----- Reading passage

This year my project Effect Plot and PCA Visualizer got selected for GSoC’19 under NumFOCUS:: Yellowbrick. I will be spending my summers interacting with the awesome community of Yellowbrick, making new friends and coding up open-source projects and helping community as a whole. This blog will take you through my journey to become a student developer with Google Summer of Code!

After spending numerous nights looking for the perfect organization, I shortlisted a few organizations which synced with my skills. Selecting an organization having a perfect match with your skills is key to selection to GSoC. I went through the plethora of projects with these organization and settled to a project with NumFOCUS:: Yellowbrick. I spent a few days to understand the nuts and bolts of the library and the project I was dealing with. Once I gained enough knowledge, I began working on my proposal. Toiling-hard for a month, solving issues with mentors and working on minute detail to perfectly present my proposal, I managed to submit the proposal a day before the final deadline. The one very important thing that I learned from mentors was that they were not looking for a perfectionist. One needs to express his understanding of the project in the proposal along with a well-planned timeline to guide you through the GSoC period.

----------
----- Provided records

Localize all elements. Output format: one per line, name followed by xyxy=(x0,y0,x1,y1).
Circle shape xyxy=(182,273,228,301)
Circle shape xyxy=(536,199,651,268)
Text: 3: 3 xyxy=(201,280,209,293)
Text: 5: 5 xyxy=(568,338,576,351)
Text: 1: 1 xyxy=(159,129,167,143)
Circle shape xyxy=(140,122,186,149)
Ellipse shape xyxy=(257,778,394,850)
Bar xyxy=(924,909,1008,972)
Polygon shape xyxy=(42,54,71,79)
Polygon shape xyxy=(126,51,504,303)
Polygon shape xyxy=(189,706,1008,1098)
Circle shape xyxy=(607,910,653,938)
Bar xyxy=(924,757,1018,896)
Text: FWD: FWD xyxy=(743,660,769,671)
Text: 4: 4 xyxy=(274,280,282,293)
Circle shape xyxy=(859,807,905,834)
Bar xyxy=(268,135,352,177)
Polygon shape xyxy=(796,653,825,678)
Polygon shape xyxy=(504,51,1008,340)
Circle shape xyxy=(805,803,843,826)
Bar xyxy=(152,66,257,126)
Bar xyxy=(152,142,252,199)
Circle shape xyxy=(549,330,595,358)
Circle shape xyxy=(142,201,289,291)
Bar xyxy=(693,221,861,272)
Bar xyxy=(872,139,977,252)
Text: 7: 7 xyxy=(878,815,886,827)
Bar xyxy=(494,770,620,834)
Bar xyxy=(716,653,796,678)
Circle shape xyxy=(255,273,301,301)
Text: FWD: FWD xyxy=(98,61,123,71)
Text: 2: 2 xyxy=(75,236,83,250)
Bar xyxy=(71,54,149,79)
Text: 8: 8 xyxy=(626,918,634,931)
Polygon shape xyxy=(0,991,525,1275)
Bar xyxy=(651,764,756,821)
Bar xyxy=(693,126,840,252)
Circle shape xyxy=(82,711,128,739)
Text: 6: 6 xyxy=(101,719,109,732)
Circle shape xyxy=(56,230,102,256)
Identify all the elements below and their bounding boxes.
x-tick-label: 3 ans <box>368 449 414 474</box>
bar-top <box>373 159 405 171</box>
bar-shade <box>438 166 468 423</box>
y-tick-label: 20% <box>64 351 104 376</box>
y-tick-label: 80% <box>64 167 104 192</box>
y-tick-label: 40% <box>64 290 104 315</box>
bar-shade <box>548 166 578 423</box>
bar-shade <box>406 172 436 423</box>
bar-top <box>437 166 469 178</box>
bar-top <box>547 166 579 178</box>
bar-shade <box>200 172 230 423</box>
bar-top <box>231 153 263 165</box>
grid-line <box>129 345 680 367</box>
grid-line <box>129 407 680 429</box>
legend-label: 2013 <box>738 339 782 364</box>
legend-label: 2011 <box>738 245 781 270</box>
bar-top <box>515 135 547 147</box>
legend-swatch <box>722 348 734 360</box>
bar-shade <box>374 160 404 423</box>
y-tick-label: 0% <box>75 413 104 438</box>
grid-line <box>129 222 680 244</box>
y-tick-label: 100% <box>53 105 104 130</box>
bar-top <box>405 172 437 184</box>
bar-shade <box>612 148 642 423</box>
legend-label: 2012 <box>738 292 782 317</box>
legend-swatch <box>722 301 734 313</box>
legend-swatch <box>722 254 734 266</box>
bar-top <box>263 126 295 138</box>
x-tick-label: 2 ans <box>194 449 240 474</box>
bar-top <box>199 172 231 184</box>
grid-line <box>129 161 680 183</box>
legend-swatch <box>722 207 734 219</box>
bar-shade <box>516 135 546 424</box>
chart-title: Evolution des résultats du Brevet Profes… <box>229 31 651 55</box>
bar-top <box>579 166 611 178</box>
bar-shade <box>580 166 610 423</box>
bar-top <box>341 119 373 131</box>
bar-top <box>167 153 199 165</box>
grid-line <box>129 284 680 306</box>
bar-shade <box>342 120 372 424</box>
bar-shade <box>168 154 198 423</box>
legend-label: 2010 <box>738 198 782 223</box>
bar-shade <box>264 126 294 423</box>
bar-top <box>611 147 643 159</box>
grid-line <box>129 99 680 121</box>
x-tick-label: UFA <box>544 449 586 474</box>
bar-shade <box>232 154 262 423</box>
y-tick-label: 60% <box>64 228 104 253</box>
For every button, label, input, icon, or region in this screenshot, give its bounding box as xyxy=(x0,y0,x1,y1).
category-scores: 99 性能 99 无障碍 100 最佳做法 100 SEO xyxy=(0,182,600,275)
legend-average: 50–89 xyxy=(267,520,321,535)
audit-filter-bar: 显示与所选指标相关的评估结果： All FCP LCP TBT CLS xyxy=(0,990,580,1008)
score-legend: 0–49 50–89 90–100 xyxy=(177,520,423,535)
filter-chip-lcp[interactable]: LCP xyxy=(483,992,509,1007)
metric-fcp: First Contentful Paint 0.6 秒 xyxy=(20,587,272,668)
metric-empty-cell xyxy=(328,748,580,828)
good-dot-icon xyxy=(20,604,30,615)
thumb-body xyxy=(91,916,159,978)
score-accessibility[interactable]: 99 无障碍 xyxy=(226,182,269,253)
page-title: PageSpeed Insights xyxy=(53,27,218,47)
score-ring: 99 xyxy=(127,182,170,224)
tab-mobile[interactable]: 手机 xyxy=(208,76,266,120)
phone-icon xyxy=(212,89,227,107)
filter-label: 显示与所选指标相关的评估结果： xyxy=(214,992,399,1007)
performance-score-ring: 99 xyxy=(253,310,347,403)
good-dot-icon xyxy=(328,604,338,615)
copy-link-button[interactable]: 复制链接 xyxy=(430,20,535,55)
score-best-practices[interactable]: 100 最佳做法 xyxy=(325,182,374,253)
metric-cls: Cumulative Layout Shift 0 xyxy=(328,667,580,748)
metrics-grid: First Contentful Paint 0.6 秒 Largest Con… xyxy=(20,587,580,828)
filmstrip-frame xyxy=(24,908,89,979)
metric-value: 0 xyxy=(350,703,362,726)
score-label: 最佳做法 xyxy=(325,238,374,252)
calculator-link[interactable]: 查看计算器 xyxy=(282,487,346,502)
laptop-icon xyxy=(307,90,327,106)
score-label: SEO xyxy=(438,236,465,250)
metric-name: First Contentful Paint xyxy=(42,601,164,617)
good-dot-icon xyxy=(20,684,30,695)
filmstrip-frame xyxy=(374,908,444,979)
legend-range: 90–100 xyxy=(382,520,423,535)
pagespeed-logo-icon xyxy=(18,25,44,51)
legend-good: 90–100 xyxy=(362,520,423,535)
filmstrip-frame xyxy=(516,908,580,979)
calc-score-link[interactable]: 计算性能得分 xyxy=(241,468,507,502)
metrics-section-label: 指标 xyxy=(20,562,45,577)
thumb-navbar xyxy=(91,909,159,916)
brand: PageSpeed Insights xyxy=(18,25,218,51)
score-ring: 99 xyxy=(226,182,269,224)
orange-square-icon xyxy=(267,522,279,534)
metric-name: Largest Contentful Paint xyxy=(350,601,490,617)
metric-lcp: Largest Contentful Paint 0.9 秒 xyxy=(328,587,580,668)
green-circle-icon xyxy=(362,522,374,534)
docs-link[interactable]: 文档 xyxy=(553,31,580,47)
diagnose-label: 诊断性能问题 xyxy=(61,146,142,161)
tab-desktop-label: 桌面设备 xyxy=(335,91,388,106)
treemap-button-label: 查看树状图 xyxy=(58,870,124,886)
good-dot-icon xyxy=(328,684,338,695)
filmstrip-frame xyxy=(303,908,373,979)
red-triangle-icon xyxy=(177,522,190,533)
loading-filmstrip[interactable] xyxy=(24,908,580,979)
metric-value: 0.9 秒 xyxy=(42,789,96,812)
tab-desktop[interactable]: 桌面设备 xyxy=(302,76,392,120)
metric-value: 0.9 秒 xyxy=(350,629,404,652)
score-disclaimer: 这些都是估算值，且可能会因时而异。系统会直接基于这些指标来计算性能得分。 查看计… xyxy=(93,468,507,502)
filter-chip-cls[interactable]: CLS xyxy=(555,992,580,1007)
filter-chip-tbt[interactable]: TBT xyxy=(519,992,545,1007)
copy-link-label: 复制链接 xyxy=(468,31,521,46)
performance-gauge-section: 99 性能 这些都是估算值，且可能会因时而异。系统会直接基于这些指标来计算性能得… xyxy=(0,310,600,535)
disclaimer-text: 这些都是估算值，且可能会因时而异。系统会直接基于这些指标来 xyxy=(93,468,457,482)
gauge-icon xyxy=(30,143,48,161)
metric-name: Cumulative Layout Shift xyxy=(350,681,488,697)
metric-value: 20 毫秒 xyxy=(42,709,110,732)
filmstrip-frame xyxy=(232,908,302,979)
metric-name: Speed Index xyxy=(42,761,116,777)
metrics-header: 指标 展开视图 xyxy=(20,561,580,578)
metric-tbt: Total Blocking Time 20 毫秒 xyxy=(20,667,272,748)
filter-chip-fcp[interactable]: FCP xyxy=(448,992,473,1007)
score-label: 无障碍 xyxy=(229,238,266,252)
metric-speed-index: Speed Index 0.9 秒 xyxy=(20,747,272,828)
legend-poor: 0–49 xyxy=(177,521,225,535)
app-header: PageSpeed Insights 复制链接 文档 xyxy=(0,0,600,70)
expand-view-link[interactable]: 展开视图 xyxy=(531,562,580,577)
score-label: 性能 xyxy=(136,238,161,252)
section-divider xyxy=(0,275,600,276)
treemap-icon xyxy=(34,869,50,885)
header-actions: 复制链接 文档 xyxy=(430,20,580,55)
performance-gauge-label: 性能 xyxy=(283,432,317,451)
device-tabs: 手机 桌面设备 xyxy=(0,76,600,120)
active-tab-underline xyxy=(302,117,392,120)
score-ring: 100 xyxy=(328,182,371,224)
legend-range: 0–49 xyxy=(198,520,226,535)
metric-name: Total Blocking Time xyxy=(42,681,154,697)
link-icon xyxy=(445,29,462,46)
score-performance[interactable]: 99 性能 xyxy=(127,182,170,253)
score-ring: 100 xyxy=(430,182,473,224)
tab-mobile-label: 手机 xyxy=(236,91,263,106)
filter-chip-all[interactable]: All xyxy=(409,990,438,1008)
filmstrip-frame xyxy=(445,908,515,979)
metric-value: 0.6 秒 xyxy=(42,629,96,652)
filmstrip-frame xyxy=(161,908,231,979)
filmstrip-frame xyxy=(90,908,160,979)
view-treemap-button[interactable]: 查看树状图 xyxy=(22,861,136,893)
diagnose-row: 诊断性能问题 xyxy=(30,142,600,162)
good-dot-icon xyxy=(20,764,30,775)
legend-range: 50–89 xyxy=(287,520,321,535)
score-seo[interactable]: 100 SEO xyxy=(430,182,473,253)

----------

#### Questions to answer
a - According to the GSoC blog post, when was the proposal submitted?
b - Print the GSoC blog post from "This year my" up to and including "Summer of Code!".
c - Carry on the GSoC blog post from the point where it stops.
The data stands apart from the GSoC blog post and is not linked to it.

#### Answer set
a - It was submitted a day before the final deadline.

b -
This year my project Effect Plot and PCA Visualizer got selected for GSoC’19 under NumFOCUS:: Yellowbrick. I will be spending my summers interacting with the awesome community of Yellowbrick, making new friends and coding up open-source projects and helping community as a whole. This blog will take you through my journey to become a student developer with Google Summer of Code!

c -
I waited for a month to reap what I sowed. I had my spirits high and had a gut feeling that I had a good chance for selection to GSoC. Working on a project under GSoC was a dream that I had since my first year which finally came true when I received a mail from Google congratulating me for getting selected for GSoC’19. I plan to code to design and optimize new visualizer for Yellowbrick library with the help of my mentor Mr. Adam Morris. These series of blogs will be used to share my experience throughout the GSoC coding period.

My GSoC Organisation

I will be working with NumFOCUS for my GSoC’19 project. NumFOCUS is an umbrella organization supporting open practices in research, data, and scientific computing. Most of the major libraries in the field of data science and python are affiliated to NumFOCUS.

Among 15 organization that participated in GSoC’19 under NumFOCUS umbrella, I will be working for Yellowbrick. Yellowbrick is an open source library which provides visual steering and visual diagnostics of the models. It helps in analyzing the model performance visually which makes Yellowbrick unique in its own way. It wraps the scikit-learn ML models with Matplotlib to achieve its goal. It also proves quite useful in Exploratory Data Analysis. With its wide coverage from EDA to acting as the ML model while providing visualization for model performance, it will surely become a part of every data scientist’s day to day ML processes.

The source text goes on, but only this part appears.